- REQUIRED WORK:
Write out the full set of records below exactly.

### DATA SUPPLIED

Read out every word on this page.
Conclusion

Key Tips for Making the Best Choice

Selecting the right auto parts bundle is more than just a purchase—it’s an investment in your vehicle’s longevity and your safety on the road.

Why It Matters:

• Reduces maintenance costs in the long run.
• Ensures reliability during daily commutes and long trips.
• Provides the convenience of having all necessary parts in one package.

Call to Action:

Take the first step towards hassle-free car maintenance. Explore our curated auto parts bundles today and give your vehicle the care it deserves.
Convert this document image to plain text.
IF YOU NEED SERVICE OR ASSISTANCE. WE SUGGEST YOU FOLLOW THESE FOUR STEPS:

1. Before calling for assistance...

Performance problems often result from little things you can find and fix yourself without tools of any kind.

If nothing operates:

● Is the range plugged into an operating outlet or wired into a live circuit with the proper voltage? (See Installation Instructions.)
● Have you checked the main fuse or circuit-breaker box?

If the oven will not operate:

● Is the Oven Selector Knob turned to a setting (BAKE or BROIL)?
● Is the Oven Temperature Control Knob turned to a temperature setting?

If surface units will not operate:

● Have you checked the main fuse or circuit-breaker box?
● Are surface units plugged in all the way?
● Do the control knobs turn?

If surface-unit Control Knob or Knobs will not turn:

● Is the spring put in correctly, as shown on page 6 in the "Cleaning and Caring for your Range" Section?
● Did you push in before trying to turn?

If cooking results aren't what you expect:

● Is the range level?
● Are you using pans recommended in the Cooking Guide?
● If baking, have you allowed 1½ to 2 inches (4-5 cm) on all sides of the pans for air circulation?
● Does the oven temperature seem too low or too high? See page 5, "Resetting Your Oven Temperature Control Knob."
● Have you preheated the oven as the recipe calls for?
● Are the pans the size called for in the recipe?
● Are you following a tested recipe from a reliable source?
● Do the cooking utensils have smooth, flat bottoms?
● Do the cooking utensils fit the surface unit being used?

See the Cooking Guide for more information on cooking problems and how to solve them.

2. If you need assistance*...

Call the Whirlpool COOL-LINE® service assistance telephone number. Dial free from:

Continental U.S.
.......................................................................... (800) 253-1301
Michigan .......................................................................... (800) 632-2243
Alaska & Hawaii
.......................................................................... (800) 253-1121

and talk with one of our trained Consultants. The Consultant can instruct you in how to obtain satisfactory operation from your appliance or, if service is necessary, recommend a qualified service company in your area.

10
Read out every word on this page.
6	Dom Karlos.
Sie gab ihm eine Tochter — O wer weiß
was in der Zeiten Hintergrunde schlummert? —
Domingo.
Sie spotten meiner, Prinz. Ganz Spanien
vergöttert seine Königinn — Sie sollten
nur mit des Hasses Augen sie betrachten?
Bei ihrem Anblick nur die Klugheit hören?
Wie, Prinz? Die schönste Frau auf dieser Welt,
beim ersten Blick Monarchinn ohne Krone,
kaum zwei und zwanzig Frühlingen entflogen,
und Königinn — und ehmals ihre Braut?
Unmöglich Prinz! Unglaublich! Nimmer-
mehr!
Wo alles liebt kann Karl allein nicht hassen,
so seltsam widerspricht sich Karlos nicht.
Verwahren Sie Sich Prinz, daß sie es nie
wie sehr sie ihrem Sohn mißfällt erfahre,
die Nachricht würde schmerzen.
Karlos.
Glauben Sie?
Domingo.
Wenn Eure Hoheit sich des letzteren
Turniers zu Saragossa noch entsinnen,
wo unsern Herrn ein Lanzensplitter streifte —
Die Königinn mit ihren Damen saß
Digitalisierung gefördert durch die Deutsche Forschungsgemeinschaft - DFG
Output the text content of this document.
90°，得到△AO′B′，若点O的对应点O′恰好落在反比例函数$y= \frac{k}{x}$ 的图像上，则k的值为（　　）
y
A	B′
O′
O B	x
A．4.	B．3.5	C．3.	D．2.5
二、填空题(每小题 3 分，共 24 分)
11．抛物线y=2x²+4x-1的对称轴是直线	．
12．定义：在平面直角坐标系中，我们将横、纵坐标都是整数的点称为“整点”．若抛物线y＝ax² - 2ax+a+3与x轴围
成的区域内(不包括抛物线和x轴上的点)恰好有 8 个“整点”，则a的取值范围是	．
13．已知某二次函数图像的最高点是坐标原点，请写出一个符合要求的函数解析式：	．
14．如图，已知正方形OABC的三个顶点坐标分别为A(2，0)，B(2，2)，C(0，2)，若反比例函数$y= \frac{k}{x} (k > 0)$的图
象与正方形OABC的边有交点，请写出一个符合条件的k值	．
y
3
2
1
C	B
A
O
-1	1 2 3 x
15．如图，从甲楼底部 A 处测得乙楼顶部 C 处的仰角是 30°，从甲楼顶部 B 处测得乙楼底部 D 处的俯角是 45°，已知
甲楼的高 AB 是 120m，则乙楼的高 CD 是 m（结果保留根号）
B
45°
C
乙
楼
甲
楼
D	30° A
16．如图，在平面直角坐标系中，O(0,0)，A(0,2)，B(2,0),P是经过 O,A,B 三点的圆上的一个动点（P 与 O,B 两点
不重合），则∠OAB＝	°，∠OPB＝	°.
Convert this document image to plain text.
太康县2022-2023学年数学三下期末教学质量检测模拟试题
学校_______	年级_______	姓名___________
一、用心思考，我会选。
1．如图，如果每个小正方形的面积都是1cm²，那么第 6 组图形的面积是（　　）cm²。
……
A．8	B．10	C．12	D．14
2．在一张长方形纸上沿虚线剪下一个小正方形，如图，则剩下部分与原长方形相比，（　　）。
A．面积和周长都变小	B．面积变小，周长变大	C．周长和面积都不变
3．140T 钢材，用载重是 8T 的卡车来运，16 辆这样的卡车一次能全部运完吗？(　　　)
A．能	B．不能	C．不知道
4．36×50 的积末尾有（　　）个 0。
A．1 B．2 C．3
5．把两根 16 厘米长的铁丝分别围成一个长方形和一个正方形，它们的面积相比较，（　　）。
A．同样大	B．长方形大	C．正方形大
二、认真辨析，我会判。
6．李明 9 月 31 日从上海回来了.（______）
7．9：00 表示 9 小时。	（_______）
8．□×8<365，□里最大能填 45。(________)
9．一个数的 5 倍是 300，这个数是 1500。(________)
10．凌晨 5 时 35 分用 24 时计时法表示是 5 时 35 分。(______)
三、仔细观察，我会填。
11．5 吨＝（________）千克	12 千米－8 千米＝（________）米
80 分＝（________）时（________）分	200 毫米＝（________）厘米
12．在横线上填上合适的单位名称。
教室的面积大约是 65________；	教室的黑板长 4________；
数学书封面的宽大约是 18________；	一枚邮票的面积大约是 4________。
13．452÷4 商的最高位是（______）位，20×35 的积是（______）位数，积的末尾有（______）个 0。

######

- WRITTEN RESPONSE:
Read out every word on this page.
Conclusion

Key Tips for Making the Best Choice

Selecting the right auto parts bundle is more than just a purchase—it’s an investment in your vehicle’s longevity and your safety on the road.

Why It Matters:

• Reduces maintenance costs in the long run.
• Ensures reliability during daily commutes and long trips.
• Provides the convenience of having all necessary parts in one package.

Call to Action:

Take the first step towards hassle-free car maintenance. Explore our curated auto parts bundles today and give your vehicle the care it deserves.
Convert this document image to plain text.
IF YOU NEED SERVICE OR ASSISTANCE. WE SUGGEST YOU FOLLOW THESE FOUR STEPS:

1. Before calling for assistance...

Performance problems often result from little things you can find and fix yourself without tools of any kind.

If nothing operates:

● Is the range plugged into an operating outlet or wired into a live circuit with the proper voltage? (See Installation Instructions.)
● Have you checked the main fuse or circuit-breaker box?

If the oven will not operate:

● Is the Oven Selector Knob turned to a setting (BAKE or BROIL)?
● Is the Oven Temperature Control Knob turned to a temperature setting?

If surface units will not operate:

● Have you checked the main fuse or circuit-breaker box?
● Are surface units plugged in all the way?
● Do the control knobs turn?

If surface-unit Control Knob or Knobs will not turn:

● Is the spring put in correctly, as shown on page 6 in the "Cleaning and Caring for your Range" Section?
● Did you push in before trying to turn?

If cooking results aren't what you expect:

● Is the range level?
● Are you using pans recommended in the Cooking Guide?
● If baking, have you allowed 1½ to 2 inches (4-5 cm) on all sides of the pans for air circulation?
● Does the oven temperature seem too low or too high? See page 5, "Resetting Your Oven Temperature Control Knob."
● Have you preheated the oven as the recipe calls for?
● Are the pans the size called for in the recipe?
● Are you following a tested recipe from a reliable source?
● Do the cooking utensils have smooth, flat bottoms?
● Do the cooking utensils fit the surface unit being used?

See the Cooking Guide for more information on cooking problems and how to solve them.

2. If you need assistance*...

Call the Whirlpool COOL-LINE® service assistance telephone number. Dial free from:

Continental U.S.
.......................................................................... (800) 253-1301
Michigan .......................................................................... (800) 632-2243
Alaska & Hawaii
.......................................................................... (800) 253-1121

and talk with one of our trained Consultants. The Consultant can instruct you in how to obtain satisfactory operation from your appliance or, if service is necessary, recommend a qualified service company in your area.

10
Read out every word on this page.
6	Dom Karlos.
Sie gab ihm eine Tochter — O wer weiß
was in der Zeiten Hintergrunde schlummert? —
Domingo.
Sie spotten meiner, Prinz. Ganz Spanien
vergöttert seine Königinn — Sie sollten
nur mit des Hasses Augen sie betrachten?
Bei ihrem Anblick nur die Klugheit hören?
Wie, Prinz? Die schönste Frau auf dieser Welt,
beim ersten Blick Monarchinn ohne Krone,
kaum zwei und zwanzig Frühlingen entflogen,
und Königinn — und ehmals ihre Braut?
Unmöglich Prinz! Unglaublich! Nimmer-
mehr!
Wo alles liebt kann Karl allein nicht hassen,
so seltsam widerspricht sich Karlos nicht.
Verwahren Sie Sich Prinz, daß sie es nie
wie sehr sie ihrem Sohn mißfällt erfahre,
die Nachricht würde schmerzen.
Karlos.
Glauben Sie?
Domingo.
Wenn Eure Hoheit sich des letzteren
Turniers zu Saragossa noch entsinnen,
wo unsern Herrn ein Lanzensplitter streifte —
Die Königinn mit ihren Damen saß
Digitalisierung gefördert durch die Deutsche Forschungsgemeinschaft - DFG
Output the text content of this document.
90°，得到△AO′B′，若点O的对应点O′恰好落在反比例函数$y= \frac{k}{x}$ 的图像上，则k的值为（　　）
y
A	B′
O′
O B	x
A．4.	B．3.5	C．3.	D．2.5
二、填空题(每小题 3 分，共 24 分)
11．抛物线y=2x²+4x-1的对称轴是直线	．
12．定义：在平面直角坐标系中，我们将横、纵坐标都是整数的点称为“整点”．若抛物线y＝ax² - 2ax+a+3与x轴围
成的区域内(不包括抛物线和x轴上的点)恰好有 8 个“整点”，则a的取值范围是	．
13．已知某二次函数图像的最高点是坐标原点，请写出一个符合要求的函数解析式：	．
14．如图，已知正方形OABC的三个顶点坐标分别为A(2，0)，B(2，2)，C(0，2)，若反比例函数$y= \frac{k}{x} (k > 0)$的图
象与正方形OABC的边有交点，请写出一个符合条件的k值	．
y
3
2
1
C	B
A
O
-1	1 2 3 x
15．如图，从甲楼底部 A 处测得乙楼顶部 C 处的仰角是 30°，从甲楼顶部 B 处测得乙楼底部 D 处的俯角是 45°，已知
甲楼的高 AB 是 120m，则乙楼的高 CD 是 m（结果保留根号）
B
45°
C
乙
楼
甲
楼
D	30° A
16．如图，在平面直角坐标系中，O(0,0)，A(0,2)，B(2,0),P是经过 O,A,B 三点的圆上的一个动点（P 与 O,B 两点
不重合），则∠OAB＝	°，∠OPB＝	°.
Convert this document image to plain text.
太康县2022-2023学年数学三下期末教学质量检测模拟试题
学校_______	年级_______	姓名___________
一、用心思考，我会选。
1．如图，如果每个小正方形的面积都是1cm²，那么第 6 组图形的面积是（　　）cm²。
……
A．8	B．10	C．12	D．14
2．在一张长方形纸上沿虚线剪下一个小正方形，如图，则剩下部分与原长方形相比，（　　）。
A．面积和周长都变小	B．面积变小，周长变大	C．周长和面积都不变
3．140T 钢材，用载重是 8T 的卡车来运，16 辆这样的卡车一次能全部运完吗？(　　　)
A．能	B．不能	C．不知道
4．36×50 的积末尾有（　　）个 0。
A．1 B．2 C．3
5．把两根 16 厘米长的铁丝分别围成一个长方形和一个正方形，它们的面积相比较，（　　）。
A．同样大	B．长方形大	C．正方形大
二、认真辨析，我会判。
6．李明 9 月 31 日从上海回来了.（______）
7．9：00 表示 9 小时。	（_______）
8．□×8<365，□里最大能填 45。(________)
9．一个数的 5 倍是 300，这个数是 1500。(________)
10．凌晨 5 时 35 分用 24 时计时法表示是 5 时 35 分。(______)
三、仔细观察，我会填。
11．5 吨＝（________）千克	12 千米－8 千米＝（________）米
80 分＝（________）时（________）分	200 毫米＝（________）厘米
12．在横线上填上合适的单位名称。
教室的面积大约是 65________；	教室的黑板长 4________；
数学书封面的宽大约是 18________；	一枚邮票的面积大约是 4________。
13．452÷4 商的最高位是（______）位，20×35 的积是（______）位数，积的末尾有（______）个 0。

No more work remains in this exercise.